_DIRECTION_
For every line in the records that has the word "avec", make a copy.

--- start THE INPUT ---

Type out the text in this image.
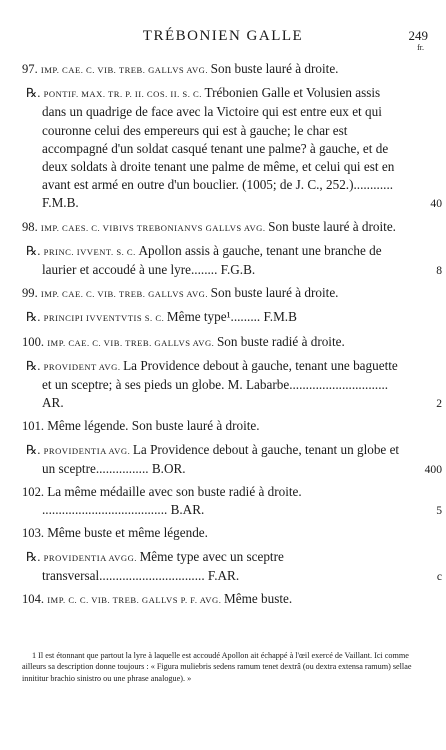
TRÉBONIEN GALLE	249
fr.
97. IMP. CAE. C. VIB. TREB. GALLVS AVG. Son buste lauré à droite.
℞. PONTIF. MAX. TR. P. II. COS. II. S. C. Trébonien Galle et Volusien assis dans un quadrige de face avec la Victoire qui est entre eux et qui couronne celui des empereurs qui est à gauche; le char est accompagné d'un soldat casqué tenant une palme? à gauche, et de deux soldats à droite tenant une palme de même, et celui qui est en avant est armé en outre d'un bouclier. (1005; de J. C., 252.)............ F.M.B.	40
98. IMP. CAES. C. VIBIVS TREBONIANVS GALLVS AVG. Son buste lauré à droite.
℞. PRINC. IVVENT. S. C. Apollon assis à gauche, tenant une branche de laurier et accoudé à une lyre........ F.G.B.	8
99. IMP. CAE. C. VIB. TREB. GALLVS AVG. Son buste lauré à droite.
℞. PRINCIPI IVVENTVTIS S. C. Même type¹......... F.M.B
100. IMP. CAE. C. VIB. TREB. GALLVS AVG. Son buste radié à droite.
℞. PROVIDENT AVG. La Providence debout à gauche, tenant une baguette et un sceptre; à ses pieds un globe. M. Labarbe.............................. AR.	2
101. Même légende. Son buste lauré à droite.
℞. PROVIDENTIA AVG. La Providence debout à gauche, tenant un globe et un sceptre................ B.OR.	400
102. La même médaille avec son buste radié à droite. ...................................... B.AR.	5
103. Même buste et même légende.
℞. PROVIDENTIA AVGG. Même type avec un sceptre transversal................................ F.AR.	c
104. IMP. C. C. VIB. TREB. GALLVS P. F. AVG. Même buste.
1 Il est étonnant que partout la lyre à laquelle est accoudé Apollon ait échappé à l'œil exercé de Vaillant. Ici comme ailleurs sa description donne toujours : « Figura muliebris sedens ramum tenet dextrâ (ou dextra extensa ramum) sellae innititur brachio sinistro ou une phrase analogue). »
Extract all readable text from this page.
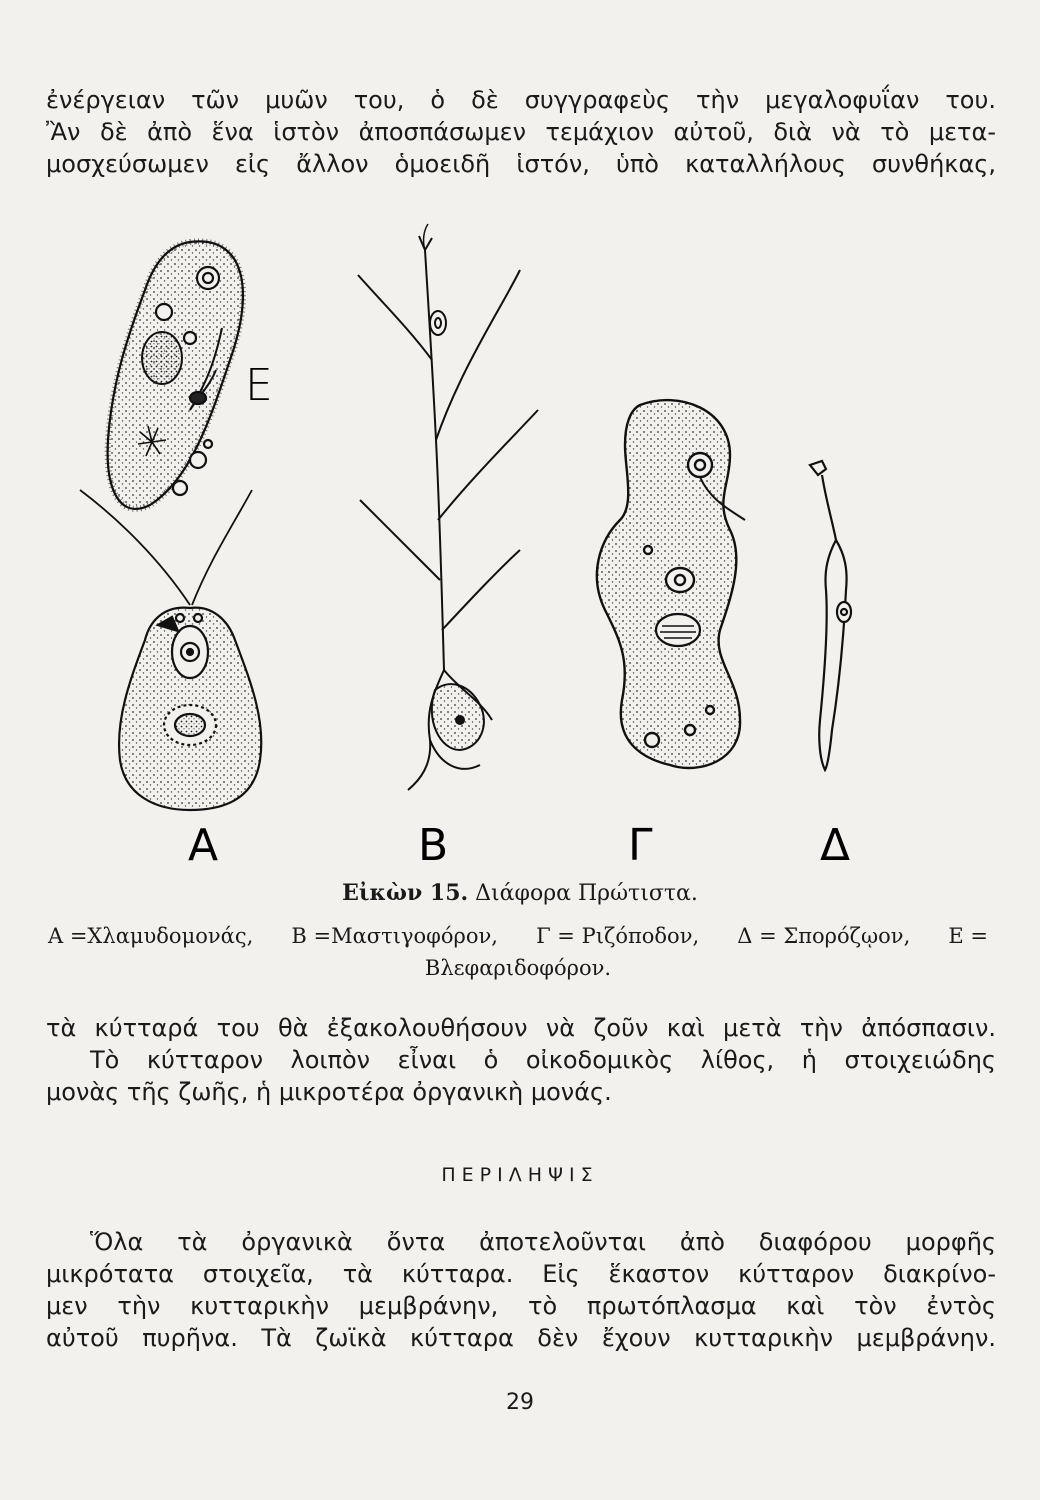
ἐνέργειαν τῶν μυῶν του, ὁ δὲ συγγραφεὺς τὴν μεγαλοφυΐαν του.
Ἂν δὲ ἀπὸ ἕνα ἱστὸν ἀποσπάσωμεν τεμάχιον αὐτοῦ, διὰ νὰ τὸ μετα-
μοσχεύσωμεν εἰς ἄλλον ὁμοειδῆ ἱστόν, ὑπὸ καταλλήλους συνθήκας,

Ε
Α	Β	Γ	Δ
Εἰκὼν 15. Διάφορα Πρώτιστα.
Α =Χλαμυδομονάς, Β =Μαστιγοφόρον, Γ = Ριζόποδον, Δ = Σπορόζῳον, Ε =
Βλεφαριδοφόρον.

τὰ κύτταρά του θὰ ἐξακολουθήσουν νὰ ζοῦν καὶ μετὰ τὴν ἀπόσπασιν.
Τὸ κύτταρον λοιπὸν εἶναι ὁ οἰκοδομικὸς λίθος, ἡ στοιχειώδης
μονὰς τῆς ζωῆς, ἡ μικροτέρα ὀργανικὴ μονάς.

ΠΕΡΙΛΗΨΙΣ

Ὅλα τὰ ὀργανικὰ ὄντα ἀποτελοῦνται ἀπὸ διαφόρου μορφῆς
μικρότατα στοιχεῖα, τὰ κύτταρα. Εἰς ἕκαστον κύτταρον διακρίνο-
μεν τὴν κυτταρικὴν μεμβράνην, τὸ πρωτόπλασμα καὶ τὸν ἐντὸς
αὐτοῦ πυρῆνα. Τὰ ζωϊκὰ κύτταρα δὲν ἔχουν κυτταρικὴν μεμβράνην.

29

--- end THE INPUT ---

_RESULT OF THE TASK_
℞. PONTIF. MAX. TR. P. II. COS. II. S. C. Trébonien Galle et Volusien assis dans un quadrige de face avec la Victoire qui est entre eux et qui couronne celui des empereurs qui est à gauche; le char est accompagné d'un soldat casqué tenant une palme? à gauche, et de deux soldats à droite tenant une palme de même, et celui qui est en avant est armé en outre d'un bouclier. (1005; de J. C., 252.)............ F.M.B.	40
102. La même médaille avec son buste radié à droite. ...................................... B.AR.	5
℞. PROVIDENTIA AVGG. Même type avec un sceptre transversal................................ F.AR.	c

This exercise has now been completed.